[Figure record extracts]
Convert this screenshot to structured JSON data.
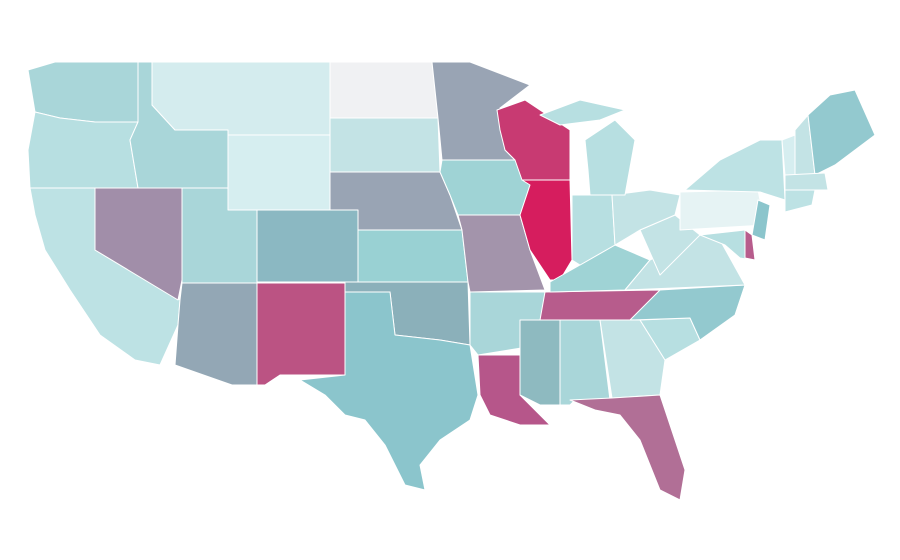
{
  "map": {
    "regions": [
      {
        "color": "#a9d6d9"
      },
      {
        "color": "#b7dfe1"
      },
      {
        "color": "#bde2e4"
      },
      {
        "color": "#a18ea9"
      },
      {
        "color": "#a9d6d9"
      },
      {
        "color": "#d4ecee"
      },
      {
        "color": "#d6eef0"
      },
      {
        "color": "#a9d6d9"
      },
      {
        "color": "#93a7b5"
      },
      {
        "color": "#8bb8c2"
      },
      {
        "color": "#bb5383"
      },
      {
        "color": "#f0f1f3"
      },
      {
        "color": "#c3e3e5"
      },
      {
        "color": "#99a4b4"
      },
      {
        "color": "#99d1d3"
      },
      {
        "color": "#8bb0ba"
      },
      {
        "color": "#8bc5cc"
      },
      {
        "color": "#99a4b4"
      },
      {
        "color": "#9fd3d5"
      },
      {
        "color": "#a394ab"
      },
      {
        "color": "#c83a72"
      },
      {
        "color": "#d61d5e"
      },
      {
        "color": "#a9d6d9"
      },
      {
        "color": "#b6568a"
      },
      {
        "color": "#8ebac0"
      },
      {
        "color": "#a9d6d9"
      },
      {
        "color": "#c3e3e5"
      },
      {
        "color": "#b16f96"
      },
      {
        "color": "#b75c8c"
      },
      {
        "color": "#9fd3d5"
      },
      {
        "color": "#b7dfe1"
      },
      {
        "color": "#93c9cf"
      },
      {
        "color": "#c3e3e5"
      },
      {
        "color": "#c3e3e5"
      },
      {
        "color": "#b7dfe1"
      },
      {
        "color": "#c3e3e5"
      },
      {
        "color": "#b7dfe1"
      },
      {
        "color": "#b7dfe1"
      },
      {
        "color": "#e6f3f4"
      },
      {
        "color": "#bde2e4"
      },
      {
        "color": "#8bc5cc"
      },
      {
        "color": "#b7dfe1"
      },
      {
        "color": "#b75c8c"
      },
      {
        "color": "#d6eef0"
      },
      {
        "color": "#c3e3e5"
      },
      {
        "color": "#93c9cf"
      },
      {
        "color": "#c3e3e5"
      },
      {
        "color": "#bde2e4"
      }
    ]
  }
}
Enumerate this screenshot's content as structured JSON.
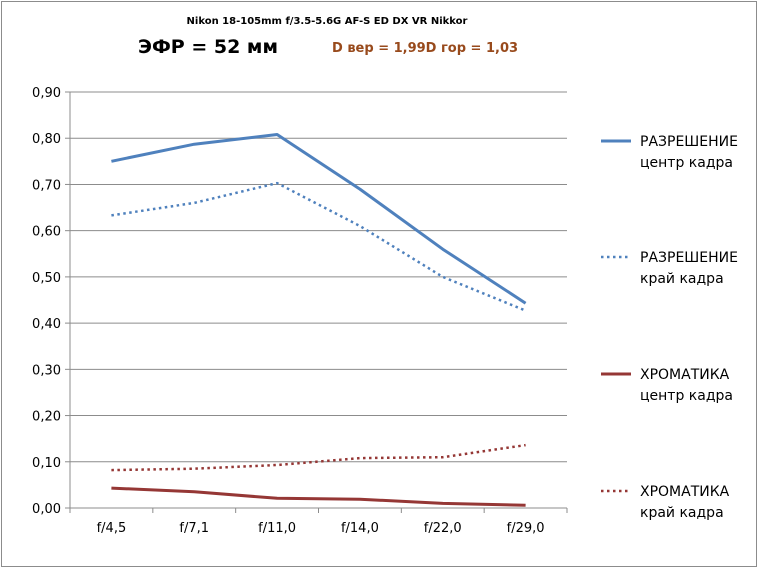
{
  "chart_data": {
    "type": "line",
    "title": "Nikon 18-105mm f/3.5-5.6G AF-S ED DX VR Nikkor",
    "subtitle": "ЭФР = 52 мм",
    "annotation": "D вер = 1,99D гор = 1,03",
    "annotation_color": "#984a1c",
    "categories": [
      "f/4,5",
      "f/7,1",
      "f/11,0",
      "f/14,0",
      "f/22,0",
      "f/29,0"
    ],
    "y_ticks": [
      "0,00",
      "0,10",
      "0,20",
      "0,30",
      "0,40",
      "0,50",
      "0,60",
      "0,70",
      "0,80",
      "0,90"
    ],
    "ylim": [
      0,
      0.9
    ],
    "grid": true,
    "legend_position": "right",
    "series": [
      {
        "name_line1": "РАЗРЕШЕНИЕ",
        "name_line2": "центр кадра",
        "color": "#4f81bd",
        "style": "solid",
        "values": [
          0.75,
          0.787,
          0.808,
          0.69,
          0.56,
          0.443
        ]
      },
      {
        "name_line1": "РАЗРЕШЕНИЕ",
        "name_line2": "край кадра",
        "color": "#4f81bd",
        "style": "dotted",
        "values": [
          0.633,
          0.66,
          0.703,
          0.61,
          0.5,
          0.427
        ]
      },
      {
        "name_line1": "ХРОМАТИКА",
        "name_line2": "центр кадра",
        "color": "#953735",
        "style": "solid",
        "values": [
          0.043,
          0.035,
          0.021,
          0.019,
          0.01,
          0.006
        ]
      },
      {
        "name_line1": "ХРОМАТИКА",
        "name_line2": "край кадра",
        "color": "#953735",
        "style": "dotted",
        "values": [
          0.082,
          0.085,
          0.093,
          0.108,
          0.11,
          0.136
        ]
      }
    ]
  }
}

CHALLENGE:
Write out the whole listing again, exactly, with no pictures.

RESULT OF THIS EXERCISE:
Convert this screenshot to structured JSON data.
{
  "map": {
    "regions": [
      {
        "color": "#a9d6d9"
      },
      {
        "color": "#b7dfe1"
      },
      {
        "color": "#bde2e4"
      },
      {
        "color": "#a18ea9"
      },
      {
        "color": "#a9d6d9"
      },
      {
        "color": "#d4ecee"
      },
      {
        "color": "#d6eef0"
      },
      {
        "color": "#a9d6d9"
      },
      {
        "color": "#93a7b5"
      },
      {
        "color": "#8bb8c2"
      },
      {
        "color": "#bb5383"
      },
      {
        "color": "#f0f1f3"
      },
      {
        "color": "#c3e3e5"
      },
      {
        "color": "#99a4b4"
      },
      {
        "color": "#99d1d3"
      },
      {
        "color": "#8bb0ba"
      },
      {
        "color": "#8bc5cc"
      },
      {
        "color": "#99a4b4"
      },
      {
        "color": "#9fd3d5"
      },
      {
        "color": "#a394ab"
      },
      {
        "color": "#c83a72"
      },
      {
        "color": "#d61d5e"
      },
      {
        "color": "#a9d6d9"
      },
      {
        "color": "#b6568a"
      },
      {
        "color": "#8ebac0"
      },
      {
        "color": "#a9d6d9"
      },
      {
        "color": "#c3e3e5"
      },
      {
        "color": "#b16f96"
      },
      {
        "color": "#b75c8c"
      },
      {
        "color": "#9fd3d5"
      },
      {
        "color": "#b7dfe1"
      },
      {
        "color": "#93c9cf"
      },
      {
        "color": "#c3e3e5"
      },
      {
        "color": "#c3e3e5"
      },
      {
        "color": "#b7dfe1"
      },
      {
        "color": "#c3e3e5"
      },
      {
        "color": "#b7dfe1"
      },
      {
        "color": "#b7dfe1"
      },
      {
        "color": "#e6f3f4"
      },
      {
        "color": "#bde2e4"
      },
      {
        "color": "#8bc5cc"
      },
      {
        "color": "#b7dfe1"
      },
      {
        "color": "#b75c8c"
      },
      {
        "color": "#d6eef0"
      },
      {
        "color": "#c3e3e5"
      },
      {
        "color": "#93c9cf"
      },
      {
        "color": "#c3e3e5"
      },
      {
        "color": "#bde2e4"
      }
    ]
  }
}
Enumerate this screenshot's content as structured JSON.
{
  "chart_data": {
    "type": "line",
    "title": "Nikon 18-105mm f/3.5-5.6G AF-S ED DX VR Nikkor",
    "subtitle": "ЭФР = 52 мм",
    "annotation": "D вер = 1,99D гор = 1,03",
    "annotation_color": "#984a1c",
    "categories": [
      "f/4,5",
      "f/7,1",
      "f/11,0",
      "f/14,0",
      "f/22,0",
      "f/29,0"
    ],
    "y_ticks": [
      "0,00",
      "0,10",
      "0,20",
      "0,30",
      "0,40",
      "0,50",
      "0,60",
      "0,70",
      "0,80",
      "0,90"
    ],
    "ylim": [
      0,
      0.9
    ],
    "grid": true,
    "legend_position": "right",
    "series": [
      {
        "name_line1": "РАЗРЕШЕНИЕ",
        "name_line2": "центр кадра",
        "color": "#4f81bd",
        "style": "solid",
        "values": [
          0.75,
          0.787,
          0.808,
          0.69,
          0.56,
          0.443
        ]
      },
      {
        "name_line1": "РАЗРЕШЕНИЕ",
        "name_line2": "край кадра",
        "color": "#4f81bd",
        "style": "dotted",
        "values": [
          0.633,
          0.66,
          0.703,
          0.61,
          0.5,
          0.427
        ]
      },
      {
        "name_line1": "ХРОМАТИКА",
        "name_line2": "центр кадра",
        "color": "#953735",
        "style": "solid",
        "values": [
          0.043,
          0.035,
          0.021,
          0.019,
          0.01,
          0.006
        ]
      },
      {
        "name_line1": "ХРОМАТИКА",
        "name_line2": "край кадра",
        "color": "#953735",
        "style": "dotted",
        "values": [
          0.082,
          0.085,
          0.093,
          0.108,
          0.11,
          0.136
        ]
      }
    ]
  }
}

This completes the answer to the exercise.